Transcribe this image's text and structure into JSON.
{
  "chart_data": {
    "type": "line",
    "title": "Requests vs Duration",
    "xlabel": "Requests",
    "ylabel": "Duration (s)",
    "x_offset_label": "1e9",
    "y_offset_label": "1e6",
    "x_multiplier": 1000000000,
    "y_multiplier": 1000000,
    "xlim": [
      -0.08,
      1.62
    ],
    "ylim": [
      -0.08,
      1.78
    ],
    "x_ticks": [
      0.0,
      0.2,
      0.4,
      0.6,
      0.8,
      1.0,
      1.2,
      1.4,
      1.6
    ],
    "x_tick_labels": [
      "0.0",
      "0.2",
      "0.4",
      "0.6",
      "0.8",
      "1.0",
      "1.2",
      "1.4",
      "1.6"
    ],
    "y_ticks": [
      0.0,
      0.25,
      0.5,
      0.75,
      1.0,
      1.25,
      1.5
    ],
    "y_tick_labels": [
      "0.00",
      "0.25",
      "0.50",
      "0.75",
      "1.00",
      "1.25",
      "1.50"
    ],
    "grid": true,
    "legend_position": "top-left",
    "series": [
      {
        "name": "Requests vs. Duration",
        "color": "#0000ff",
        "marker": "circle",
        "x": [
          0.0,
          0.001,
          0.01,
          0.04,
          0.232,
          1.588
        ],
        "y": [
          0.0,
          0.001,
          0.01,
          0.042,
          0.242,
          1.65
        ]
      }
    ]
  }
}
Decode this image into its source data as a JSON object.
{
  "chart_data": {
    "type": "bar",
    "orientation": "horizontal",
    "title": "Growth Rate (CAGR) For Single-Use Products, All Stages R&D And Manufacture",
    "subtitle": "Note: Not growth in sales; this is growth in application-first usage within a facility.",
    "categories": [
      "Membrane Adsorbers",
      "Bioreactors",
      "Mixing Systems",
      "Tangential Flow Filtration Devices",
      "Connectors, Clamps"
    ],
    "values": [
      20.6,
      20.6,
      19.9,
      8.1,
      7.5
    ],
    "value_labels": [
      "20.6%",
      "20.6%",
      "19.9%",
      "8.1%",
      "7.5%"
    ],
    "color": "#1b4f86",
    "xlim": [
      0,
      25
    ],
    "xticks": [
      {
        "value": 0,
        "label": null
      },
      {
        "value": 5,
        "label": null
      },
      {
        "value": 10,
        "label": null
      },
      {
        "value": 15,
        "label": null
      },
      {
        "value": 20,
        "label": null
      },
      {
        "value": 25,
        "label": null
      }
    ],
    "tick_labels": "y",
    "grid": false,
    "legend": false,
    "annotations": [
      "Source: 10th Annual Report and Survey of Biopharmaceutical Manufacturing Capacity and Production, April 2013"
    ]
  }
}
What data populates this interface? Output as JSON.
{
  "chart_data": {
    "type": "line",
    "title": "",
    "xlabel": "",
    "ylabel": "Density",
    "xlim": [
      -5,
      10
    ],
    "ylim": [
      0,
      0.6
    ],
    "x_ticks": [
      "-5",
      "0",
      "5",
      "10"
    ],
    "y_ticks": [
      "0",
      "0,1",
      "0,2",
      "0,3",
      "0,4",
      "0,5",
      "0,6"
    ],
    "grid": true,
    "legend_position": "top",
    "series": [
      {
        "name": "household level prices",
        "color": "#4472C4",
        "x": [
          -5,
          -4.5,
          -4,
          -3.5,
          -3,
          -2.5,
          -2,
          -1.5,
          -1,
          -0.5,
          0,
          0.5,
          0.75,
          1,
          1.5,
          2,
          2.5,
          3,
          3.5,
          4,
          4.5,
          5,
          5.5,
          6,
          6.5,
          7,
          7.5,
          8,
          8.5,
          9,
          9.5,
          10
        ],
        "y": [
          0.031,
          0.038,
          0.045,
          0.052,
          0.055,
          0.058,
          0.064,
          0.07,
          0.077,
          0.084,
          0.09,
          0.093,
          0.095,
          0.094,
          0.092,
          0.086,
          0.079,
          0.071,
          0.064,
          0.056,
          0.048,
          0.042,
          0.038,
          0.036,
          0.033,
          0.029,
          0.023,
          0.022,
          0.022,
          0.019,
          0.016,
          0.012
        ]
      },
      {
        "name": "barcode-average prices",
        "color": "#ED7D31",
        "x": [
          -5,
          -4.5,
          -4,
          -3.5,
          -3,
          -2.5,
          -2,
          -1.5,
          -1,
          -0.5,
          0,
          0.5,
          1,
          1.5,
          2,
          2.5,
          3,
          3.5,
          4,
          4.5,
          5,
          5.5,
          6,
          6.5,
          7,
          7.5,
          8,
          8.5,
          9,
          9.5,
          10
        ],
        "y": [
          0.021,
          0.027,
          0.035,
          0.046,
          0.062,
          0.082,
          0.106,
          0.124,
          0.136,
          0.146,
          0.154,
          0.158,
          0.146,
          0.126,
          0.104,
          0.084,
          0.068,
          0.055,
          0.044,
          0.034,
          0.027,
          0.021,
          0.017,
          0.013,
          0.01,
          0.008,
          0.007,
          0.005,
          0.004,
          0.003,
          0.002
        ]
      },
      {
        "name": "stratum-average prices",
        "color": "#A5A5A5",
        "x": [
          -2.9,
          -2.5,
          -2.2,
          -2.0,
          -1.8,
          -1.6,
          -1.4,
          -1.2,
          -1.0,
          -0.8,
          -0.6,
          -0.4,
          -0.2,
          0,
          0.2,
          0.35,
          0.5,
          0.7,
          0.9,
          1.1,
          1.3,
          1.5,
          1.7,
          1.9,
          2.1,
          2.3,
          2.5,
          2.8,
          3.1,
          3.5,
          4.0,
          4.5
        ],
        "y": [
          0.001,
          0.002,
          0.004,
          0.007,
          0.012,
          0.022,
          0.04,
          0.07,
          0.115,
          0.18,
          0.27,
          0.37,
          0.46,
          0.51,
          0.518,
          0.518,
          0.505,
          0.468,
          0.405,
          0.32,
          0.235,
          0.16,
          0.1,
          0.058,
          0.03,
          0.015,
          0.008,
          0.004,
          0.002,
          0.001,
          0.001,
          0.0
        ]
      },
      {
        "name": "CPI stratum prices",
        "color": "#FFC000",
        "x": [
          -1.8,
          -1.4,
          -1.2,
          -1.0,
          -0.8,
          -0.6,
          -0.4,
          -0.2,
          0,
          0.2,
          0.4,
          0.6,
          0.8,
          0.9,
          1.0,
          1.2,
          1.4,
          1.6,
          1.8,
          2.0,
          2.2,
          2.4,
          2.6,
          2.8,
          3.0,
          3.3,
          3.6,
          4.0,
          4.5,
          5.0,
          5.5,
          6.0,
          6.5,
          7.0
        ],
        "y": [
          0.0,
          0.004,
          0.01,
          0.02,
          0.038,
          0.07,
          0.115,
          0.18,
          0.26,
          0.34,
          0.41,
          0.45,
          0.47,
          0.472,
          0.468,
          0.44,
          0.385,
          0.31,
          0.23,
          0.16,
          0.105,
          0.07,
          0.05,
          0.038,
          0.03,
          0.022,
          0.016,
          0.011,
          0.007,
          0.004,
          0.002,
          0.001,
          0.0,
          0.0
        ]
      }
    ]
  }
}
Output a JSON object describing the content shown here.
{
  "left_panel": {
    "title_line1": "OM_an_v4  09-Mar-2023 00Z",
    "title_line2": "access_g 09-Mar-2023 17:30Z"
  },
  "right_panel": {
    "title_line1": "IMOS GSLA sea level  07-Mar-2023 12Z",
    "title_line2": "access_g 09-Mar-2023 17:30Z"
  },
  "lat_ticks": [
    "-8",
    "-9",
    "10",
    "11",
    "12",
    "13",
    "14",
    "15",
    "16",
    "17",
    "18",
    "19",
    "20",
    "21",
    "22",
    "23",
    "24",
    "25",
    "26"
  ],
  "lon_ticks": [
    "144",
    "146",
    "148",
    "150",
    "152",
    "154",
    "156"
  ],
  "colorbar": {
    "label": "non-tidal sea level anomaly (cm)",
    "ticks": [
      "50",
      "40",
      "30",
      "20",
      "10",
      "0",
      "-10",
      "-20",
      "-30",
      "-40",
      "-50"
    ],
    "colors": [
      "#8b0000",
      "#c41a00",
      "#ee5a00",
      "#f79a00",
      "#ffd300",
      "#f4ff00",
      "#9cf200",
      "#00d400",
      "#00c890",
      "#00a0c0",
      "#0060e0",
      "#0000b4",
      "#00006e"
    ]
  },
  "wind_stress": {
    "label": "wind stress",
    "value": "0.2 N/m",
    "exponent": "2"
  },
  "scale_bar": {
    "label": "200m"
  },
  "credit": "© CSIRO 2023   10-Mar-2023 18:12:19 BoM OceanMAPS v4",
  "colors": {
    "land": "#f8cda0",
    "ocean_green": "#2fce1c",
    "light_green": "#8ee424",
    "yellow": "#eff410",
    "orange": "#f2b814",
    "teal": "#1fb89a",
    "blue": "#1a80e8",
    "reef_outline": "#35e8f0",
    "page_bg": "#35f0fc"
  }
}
-=-=-
** What to do **
Keep only those lines of the records that hold "average", and return them.

** Answer to this exercise **
        "name": "barcode-average prices",
        "name": "stratum-average prices",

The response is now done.